— What is being asked —
Only lines holding the word "text" should be copied from the material.

— Data supplied —
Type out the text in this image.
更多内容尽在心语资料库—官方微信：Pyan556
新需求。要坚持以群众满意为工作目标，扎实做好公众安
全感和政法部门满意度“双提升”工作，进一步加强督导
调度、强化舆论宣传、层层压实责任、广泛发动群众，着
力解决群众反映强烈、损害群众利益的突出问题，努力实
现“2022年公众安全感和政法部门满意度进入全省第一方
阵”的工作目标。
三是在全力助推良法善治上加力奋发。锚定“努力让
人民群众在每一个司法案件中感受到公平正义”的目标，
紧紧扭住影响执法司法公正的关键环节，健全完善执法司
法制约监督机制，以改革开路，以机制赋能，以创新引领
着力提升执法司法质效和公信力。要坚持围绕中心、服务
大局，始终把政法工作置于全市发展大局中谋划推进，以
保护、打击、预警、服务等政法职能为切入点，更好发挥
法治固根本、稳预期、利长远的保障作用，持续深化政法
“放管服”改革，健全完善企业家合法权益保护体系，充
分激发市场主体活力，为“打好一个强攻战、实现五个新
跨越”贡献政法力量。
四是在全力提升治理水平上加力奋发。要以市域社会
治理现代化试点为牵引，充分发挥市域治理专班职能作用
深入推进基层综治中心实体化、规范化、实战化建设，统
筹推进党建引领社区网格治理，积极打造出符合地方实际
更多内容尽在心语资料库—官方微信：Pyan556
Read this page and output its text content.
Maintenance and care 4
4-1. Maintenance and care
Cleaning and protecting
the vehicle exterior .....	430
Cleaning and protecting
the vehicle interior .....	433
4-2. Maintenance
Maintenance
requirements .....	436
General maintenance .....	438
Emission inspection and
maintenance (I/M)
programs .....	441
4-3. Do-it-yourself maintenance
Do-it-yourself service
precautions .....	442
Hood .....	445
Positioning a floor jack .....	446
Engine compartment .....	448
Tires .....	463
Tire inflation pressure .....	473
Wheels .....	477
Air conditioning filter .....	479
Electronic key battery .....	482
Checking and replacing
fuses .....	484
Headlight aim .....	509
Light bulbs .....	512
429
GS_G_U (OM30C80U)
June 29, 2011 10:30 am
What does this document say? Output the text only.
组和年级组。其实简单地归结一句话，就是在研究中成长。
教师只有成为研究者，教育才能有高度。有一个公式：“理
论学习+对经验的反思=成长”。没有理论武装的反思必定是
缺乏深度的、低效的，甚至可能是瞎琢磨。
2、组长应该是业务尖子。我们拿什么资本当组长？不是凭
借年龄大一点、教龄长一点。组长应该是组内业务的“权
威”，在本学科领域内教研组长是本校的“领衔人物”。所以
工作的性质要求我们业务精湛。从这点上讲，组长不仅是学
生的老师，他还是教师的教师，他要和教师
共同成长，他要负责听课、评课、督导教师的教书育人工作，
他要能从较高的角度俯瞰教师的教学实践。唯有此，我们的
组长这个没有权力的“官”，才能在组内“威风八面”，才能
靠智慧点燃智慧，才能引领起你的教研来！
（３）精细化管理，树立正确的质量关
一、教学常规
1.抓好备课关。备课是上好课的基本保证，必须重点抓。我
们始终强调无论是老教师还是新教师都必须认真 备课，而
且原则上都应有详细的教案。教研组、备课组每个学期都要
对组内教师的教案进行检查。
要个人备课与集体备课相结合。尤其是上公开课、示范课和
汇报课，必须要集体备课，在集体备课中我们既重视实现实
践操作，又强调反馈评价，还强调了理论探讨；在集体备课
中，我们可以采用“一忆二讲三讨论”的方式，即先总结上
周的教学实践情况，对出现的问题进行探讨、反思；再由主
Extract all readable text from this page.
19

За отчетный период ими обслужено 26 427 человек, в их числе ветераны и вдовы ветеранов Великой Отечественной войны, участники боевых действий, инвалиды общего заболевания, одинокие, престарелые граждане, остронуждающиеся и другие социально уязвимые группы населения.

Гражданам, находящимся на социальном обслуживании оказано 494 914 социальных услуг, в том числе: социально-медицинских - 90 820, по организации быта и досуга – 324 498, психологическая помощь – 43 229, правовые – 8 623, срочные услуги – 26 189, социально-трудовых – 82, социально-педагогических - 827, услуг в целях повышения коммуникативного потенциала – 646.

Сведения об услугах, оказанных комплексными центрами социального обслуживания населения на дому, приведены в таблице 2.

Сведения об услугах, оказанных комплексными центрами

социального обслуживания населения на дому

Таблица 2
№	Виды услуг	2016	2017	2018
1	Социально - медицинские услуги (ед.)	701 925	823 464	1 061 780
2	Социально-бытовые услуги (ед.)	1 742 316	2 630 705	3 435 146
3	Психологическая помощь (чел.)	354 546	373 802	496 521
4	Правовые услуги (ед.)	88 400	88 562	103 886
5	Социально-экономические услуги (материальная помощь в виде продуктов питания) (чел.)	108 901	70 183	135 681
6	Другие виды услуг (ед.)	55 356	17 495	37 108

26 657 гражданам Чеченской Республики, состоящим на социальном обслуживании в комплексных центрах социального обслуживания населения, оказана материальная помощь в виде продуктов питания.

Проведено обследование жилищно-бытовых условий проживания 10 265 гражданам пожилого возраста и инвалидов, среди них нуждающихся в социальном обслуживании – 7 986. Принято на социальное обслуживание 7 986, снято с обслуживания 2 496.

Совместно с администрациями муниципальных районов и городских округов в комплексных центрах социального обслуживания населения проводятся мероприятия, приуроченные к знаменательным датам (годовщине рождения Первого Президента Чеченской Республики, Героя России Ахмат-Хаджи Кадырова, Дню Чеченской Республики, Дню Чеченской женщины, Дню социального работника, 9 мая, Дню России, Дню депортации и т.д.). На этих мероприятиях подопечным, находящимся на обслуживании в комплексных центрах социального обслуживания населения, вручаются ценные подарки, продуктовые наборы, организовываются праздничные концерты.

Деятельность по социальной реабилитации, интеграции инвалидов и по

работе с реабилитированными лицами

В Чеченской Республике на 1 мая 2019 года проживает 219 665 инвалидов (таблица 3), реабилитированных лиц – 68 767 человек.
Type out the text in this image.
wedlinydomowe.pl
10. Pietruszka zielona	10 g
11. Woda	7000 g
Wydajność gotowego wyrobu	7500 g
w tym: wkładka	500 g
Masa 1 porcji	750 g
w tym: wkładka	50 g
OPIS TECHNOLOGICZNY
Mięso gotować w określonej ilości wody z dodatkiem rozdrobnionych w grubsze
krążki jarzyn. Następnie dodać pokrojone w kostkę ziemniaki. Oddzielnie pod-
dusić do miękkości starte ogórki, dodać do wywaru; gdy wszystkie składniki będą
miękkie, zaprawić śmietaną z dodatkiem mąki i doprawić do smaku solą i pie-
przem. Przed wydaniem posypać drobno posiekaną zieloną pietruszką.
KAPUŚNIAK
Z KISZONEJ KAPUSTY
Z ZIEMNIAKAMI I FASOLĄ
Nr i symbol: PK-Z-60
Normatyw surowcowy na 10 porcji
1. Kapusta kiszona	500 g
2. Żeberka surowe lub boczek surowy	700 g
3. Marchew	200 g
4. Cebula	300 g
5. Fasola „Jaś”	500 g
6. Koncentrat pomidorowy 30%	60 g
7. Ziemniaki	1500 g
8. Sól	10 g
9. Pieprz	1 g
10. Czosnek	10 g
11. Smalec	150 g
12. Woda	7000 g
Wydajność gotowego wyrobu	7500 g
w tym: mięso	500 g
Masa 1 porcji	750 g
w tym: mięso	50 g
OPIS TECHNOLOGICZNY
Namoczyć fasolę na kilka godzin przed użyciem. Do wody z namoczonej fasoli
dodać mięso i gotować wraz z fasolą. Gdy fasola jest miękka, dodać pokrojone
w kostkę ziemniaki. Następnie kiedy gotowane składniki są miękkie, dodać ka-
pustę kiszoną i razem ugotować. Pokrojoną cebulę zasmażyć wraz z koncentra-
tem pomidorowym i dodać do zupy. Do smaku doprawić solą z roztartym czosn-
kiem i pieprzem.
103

— Solution to the problem —
Type out the text in this image.
Read this page and output its text content.
What does this document say? Output the text only.
Extract all readable text from this page.
Type out the text in this image.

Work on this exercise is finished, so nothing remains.